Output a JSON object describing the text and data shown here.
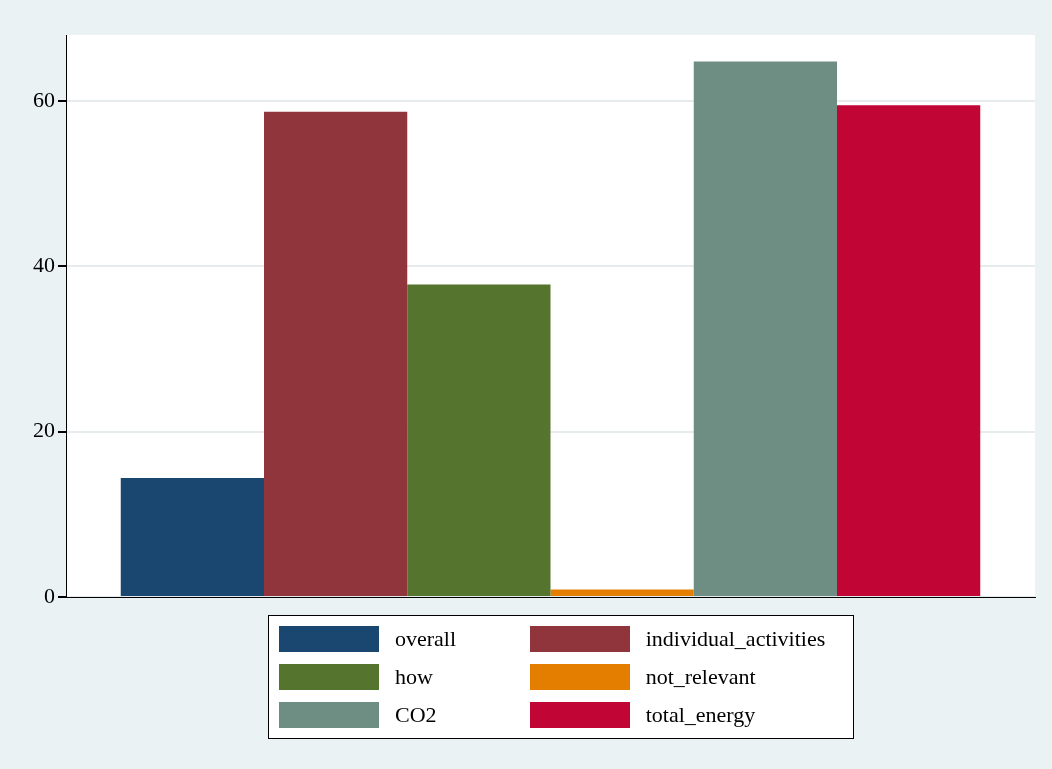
{
  "chart_data": {
    "type": "bar",
    "categories": [
      null
    ],
    "series": [
      {
        "name": "overall",
        "color": "#1a476f",
        "values": [
          14.4
        ]
      },
      {
        "name": "individual_activities",
        "color": "#90353b",
        "values": [
          58.7
        ]
      },
      {
        "name": "how",
        "color": "#55752f",
        "values": [
          37.8
        ]
      },
      {
        "name": "not_relevant",
        "color": "#e37e00",
        "values": [
          0.9
        ]
      },
      {
        "name": "CO2",
        "color": "#6e8e84",
        "values": [
          64.8
        ]
      },
      {
        "name": "total_energy",
        "color": "#c10534",
        "values": [
          59.5
        ]
      }
    ],
    "ylim": [
      0,
      68
    ],
    "yticks": [
      0,
      20,
      40,
      60
    ],
    "grid": "y",
    "legend": "bottom"
  }
}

Challenge >> Tally the lines in the listing that hold "name" and report the number alone.

Answer to this task >> 6